TASK DIRECTIONS
Count how many lines hold the string "Хворостань". Give that number alone.

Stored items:
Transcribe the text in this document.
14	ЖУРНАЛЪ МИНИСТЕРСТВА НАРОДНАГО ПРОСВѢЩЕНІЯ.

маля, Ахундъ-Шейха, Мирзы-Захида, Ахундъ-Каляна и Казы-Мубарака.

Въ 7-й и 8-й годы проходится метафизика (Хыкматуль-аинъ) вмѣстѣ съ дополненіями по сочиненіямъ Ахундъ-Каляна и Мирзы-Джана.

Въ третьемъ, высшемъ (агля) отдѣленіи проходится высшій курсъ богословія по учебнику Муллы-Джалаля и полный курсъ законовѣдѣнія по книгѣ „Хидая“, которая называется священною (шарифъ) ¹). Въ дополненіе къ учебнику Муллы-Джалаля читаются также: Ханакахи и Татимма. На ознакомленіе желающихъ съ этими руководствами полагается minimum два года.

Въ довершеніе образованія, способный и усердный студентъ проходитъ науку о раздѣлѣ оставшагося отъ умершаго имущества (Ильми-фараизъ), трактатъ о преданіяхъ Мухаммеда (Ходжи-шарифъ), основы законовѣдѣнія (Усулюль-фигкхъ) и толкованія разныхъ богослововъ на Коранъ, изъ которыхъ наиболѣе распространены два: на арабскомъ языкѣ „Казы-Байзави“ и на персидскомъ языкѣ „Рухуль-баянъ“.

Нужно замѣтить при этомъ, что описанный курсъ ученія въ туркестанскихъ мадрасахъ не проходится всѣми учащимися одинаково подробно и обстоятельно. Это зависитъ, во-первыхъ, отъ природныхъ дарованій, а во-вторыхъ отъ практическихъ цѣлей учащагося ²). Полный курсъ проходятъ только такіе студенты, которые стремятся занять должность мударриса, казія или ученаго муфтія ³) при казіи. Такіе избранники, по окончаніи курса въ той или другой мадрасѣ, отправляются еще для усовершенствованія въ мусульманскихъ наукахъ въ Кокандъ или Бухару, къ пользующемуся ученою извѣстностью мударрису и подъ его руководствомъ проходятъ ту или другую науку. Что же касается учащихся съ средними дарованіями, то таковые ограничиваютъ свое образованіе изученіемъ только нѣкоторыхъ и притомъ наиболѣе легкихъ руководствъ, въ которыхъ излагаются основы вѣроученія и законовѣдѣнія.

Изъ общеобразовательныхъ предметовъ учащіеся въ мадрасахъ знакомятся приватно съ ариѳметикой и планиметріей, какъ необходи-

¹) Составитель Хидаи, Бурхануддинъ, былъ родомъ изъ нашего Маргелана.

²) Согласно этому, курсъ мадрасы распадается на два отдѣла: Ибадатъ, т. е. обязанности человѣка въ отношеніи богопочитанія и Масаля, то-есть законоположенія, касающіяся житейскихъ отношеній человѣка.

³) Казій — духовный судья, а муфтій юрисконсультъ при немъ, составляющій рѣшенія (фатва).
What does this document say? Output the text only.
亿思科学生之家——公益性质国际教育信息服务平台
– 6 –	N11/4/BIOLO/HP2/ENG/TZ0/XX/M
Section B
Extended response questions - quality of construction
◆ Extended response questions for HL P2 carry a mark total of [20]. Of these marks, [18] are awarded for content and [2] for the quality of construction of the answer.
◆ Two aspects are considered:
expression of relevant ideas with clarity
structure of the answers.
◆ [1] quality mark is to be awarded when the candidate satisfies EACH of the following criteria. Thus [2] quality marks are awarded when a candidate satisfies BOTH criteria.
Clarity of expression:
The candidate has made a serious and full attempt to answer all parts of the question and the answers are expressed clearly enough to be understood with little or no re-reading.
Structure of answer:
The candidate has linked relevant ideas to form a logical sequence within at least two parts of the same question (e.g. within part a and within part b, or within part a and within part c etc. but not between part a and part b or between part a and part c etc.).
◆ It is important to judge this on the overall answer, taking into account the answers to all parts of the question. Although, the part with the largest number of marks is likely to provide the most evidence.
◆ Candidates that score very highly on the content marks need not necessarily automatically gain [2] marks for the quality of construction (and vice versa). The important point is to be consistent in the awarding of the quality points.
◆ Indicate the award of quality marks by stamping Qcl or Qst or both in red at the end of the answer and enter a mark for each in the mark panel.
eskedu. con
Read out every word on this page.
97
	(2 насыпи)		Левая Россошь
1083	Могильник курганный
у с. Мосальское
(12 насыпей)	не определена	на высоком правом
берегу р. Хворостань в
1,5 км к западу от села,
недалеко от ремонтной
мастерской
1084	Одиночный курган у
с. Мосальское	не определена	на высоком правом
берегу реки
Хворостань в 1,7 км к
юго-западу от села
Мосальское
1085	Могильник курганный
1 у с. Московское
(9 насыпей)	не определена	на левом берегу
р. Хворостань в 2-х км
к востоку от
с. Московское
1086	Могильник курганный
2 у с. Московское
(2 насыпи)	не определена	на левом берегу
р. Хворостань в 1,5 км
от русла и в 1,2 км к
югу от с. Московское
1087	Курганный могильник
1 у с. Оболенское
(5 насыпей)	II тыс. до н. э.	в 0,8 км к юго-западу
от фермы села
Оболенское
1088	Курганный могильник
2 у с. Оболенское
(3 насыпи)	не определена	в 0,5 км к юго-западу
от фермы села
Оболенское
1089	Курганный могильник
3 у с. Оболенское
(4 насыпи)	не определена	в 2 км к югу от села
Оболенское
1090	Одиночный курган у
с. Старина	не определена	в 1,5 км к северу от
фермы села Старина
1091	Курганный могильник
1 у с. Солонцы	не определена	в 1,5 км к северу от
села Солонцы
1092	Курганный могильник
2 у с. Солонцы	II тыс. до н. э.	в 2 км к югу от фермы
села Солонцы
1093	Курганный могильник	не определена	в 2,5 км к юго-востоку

PROBLEM SOLUTION
4